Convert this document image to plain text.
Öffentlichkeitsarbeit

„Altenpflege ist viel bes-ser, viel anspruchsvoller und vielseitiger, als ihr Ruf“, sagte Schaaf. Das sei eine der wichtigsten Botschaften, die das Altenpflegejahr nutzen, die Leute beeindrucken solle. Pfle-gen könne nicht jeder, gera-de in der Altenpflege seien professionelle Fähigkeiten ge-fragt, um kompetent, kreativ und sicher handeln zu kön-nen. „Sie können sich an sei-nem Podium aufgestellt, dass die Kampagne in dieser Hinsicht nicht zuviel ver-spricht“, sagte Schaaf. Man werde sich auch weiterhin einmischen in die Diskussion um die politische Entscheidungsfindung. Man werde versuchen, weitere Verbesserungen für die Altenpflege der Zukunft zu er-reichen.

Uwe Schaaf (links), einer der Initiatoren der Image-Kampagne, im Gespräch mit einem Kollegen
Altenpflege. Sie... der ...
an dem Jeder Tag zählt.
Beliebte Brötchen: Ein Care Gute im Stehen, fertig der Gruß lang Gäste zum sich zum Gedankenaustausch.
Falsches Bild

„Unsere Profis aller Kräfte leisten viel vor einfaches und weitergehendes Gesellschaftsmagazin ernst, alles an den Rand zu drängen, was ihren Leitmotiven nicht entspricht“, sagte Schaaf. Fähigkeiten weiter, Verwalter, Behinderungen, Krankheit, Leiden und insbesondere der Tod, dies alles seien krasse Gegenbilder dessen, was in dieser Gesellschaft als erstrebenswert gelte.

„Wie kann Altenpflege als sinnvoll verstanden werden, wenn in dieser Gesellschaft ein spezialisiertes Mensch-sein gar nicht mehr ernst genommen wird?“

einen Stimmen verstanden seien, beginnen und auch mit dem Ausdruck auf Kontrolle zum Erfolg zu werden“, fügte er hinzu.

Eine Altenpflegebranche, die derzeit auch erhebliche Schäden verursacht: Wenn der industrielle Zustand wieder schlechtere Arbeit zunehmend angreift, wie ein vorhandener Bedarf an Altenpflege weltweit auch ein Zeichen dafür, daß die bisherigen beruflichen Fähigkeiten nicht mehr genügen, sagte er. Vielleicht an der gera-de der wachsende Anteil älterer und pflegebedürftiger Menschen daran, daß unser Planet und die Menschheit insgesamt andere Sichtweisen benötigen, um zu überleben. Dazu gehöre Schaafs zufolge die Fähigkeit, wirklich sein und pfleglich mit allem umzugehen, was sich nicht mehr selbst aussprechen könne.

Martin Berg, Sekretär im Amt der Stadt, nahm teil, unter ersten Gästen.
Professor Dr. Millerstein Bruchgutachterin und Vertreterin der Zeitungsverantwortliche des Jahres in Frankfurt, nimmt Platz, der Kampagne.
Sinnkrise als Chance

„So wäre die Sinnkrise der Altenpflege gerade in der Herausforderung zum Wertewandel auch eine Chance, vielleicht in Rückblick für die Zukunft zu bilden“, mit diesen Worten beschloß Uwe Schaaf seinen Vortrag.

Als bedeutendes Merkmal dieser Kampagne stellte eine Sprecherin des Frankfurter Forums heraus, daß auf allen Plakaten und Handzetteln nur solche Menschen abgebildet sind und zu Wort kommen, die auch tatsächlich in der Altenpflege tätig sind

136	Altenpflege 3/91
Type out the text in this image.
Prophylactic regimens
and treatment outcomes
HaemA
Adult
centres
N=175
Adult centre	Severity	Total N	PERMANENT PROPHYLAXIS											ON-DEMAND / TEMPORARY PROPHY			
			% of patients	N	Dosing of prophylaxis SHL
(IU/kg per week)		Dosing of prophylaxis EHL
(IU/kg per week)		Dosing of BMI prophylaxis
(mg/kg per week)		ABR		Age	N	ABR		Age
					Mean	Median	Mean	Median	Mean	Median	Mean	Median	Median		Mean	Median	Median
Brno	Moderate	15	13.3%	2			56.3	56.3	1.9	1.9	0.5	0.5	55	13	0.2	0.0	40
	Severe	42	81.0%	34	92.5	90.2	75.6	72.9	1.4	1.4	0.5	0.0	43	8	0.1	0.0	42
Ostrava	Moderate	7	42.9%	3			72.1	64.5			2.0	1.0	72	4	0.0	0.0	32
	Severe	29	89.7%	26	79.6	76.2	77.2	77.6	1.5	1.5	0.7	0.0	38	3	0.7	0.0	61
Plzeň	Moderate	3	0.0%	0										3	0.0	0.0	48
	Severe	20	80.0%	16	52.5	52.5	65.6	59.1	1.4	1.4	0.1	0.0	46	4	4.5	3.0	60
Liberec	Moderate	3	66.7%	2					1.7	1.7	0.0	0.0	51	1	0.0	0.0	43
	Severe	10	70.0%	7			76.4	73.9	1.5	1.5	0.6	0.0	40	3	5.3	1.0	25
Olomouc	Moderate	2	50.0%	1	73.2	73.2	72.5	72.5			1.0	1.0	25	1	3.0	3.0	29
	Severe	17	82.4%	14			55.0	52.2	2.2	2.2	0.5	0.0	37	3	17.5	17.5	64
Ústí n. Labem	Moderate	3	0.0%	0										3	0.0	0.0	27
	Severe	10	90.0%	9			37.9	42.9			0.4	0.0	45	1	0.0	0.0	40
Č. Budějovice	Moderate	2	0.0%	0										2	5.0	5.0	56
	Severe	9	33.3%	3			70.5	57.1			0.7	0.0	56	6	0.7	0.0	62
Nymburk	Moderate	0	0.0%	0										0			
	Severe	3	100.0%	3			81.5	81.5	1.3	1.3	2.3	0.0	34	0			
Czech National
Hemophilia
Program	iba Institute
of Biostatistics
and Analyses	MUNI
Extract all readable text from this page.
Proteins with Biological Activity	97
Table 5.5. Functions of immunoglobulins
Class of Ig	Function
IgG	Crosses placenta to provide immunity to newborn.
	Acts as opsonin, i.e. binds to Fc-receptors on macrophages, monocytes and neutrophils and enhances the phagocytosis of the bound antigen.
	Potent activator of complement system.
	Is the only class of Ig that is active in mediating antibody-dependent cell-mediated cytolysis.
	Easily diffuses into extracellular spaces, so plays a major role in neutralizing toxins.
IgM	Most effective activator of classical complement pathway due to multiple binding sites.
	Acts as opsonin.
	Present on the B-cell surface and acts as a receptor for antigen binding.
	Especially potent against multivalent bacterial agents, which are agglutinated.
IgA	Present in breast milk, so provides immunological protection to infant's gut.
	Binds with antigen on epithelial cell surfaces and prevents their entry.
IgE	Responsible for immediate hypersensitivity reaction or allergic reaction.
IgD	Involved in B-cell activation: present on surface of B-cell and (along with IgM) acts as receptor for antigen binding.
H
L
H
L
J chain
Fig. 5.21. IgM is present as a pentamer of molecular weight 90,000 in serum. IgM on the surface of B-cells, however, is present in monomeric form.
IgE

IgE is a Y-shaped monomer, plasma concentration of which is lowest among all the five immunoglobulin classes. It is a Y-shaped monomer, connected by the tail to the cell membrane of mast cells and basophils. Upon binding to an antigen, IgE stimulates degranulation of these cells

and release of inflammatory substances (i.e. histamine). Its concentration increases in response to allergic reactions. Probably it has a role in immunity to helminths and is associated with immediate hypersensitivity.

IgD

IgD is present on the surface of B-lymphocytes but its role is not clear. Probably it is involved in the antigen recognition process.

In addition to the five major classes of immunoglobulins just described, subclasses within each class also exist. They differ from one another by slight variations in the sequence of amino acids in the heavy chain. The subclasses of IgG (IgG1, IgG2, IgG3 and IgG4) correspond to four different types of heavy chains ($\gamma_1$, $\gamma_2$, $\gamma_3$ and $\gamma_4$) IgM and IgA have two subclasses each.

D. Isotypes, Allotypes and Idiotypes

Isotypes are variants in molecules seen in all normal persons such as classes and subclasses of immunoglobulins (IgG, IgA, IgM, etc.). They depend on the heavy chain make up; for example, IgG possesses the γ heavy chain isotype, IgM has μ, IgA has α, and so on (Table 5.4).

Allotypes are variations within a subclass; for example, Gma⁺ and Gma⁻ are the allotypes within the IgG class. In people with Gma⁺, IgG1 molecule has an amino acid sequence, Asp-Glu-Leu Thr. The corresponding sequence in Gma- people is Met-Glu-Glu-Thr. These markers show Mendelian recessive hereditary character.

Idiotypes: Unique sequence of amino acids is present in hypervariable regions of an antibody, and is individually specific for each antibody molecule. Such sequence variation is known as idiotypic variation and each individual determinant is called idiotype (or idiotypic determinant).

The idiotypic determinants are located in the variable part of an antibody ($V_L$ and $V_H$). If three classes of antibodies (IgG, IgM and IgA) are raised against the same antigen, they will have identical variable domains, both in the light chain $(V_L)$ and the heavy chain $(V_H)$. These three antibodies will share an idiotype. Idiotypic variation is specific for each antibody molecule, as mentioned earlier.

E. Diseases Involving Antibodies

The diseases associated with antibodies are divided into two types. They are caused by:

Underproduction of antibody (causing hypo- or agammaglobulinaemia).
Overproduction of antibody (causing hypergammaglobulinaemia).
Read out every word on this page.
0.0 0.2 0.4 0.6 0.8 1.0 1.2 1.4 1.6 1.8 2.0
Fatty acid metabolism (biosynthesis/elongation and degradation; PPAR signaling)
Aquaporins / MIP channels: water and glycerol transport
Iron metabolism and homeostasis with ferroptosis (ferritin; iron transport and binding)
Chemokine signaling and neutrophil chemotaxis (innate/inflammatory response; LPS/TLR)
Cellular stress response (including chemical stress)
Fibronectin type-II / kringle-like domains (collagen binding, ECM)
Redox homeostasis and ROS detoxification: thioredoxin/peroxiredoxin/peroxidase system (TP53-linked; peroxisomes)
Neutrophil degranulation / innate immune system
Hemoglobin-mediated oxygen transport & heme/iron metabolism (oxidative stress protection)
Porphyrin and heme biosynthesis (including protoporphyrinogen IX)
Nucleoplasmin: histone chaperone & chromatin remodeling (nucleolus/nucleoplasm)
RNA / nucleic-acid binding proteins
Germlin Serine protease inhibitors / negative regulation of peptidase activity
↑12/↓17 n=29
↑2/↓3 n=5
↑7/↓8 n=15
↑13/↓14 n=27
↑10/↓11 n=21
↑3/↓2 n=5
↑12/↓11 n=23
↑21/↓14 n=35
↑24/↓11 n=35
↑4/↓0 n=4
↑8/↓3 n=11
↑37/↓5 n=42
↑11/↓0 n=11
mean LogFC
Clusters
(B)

##############################

Go through the data and copy every line that includes "idiotypic".

*WORKED SOLUTION*:
Idiotypes: Unique sequence of amino acids is present in hypervariable regions of an antibody, and is individually specific for each antibody molecule. Such sequence variation is known as idiotypic variation and each individual determinant is called idiotype (or idiotypic determinant).
The idiotypic determinants are located in the variable part of an antibody ($V_L$ and $V_H$). If three classes of antibodies (IgG, IgM and IgA) are raised against the same antigen, they will have identical variable domains, both in the light chain $(V_L)$ and the heavy chain $(V_H)$. These three antibodies will share an idiotype. Idiotypic variation is specific for each antibody molecule, as mentioned earlier.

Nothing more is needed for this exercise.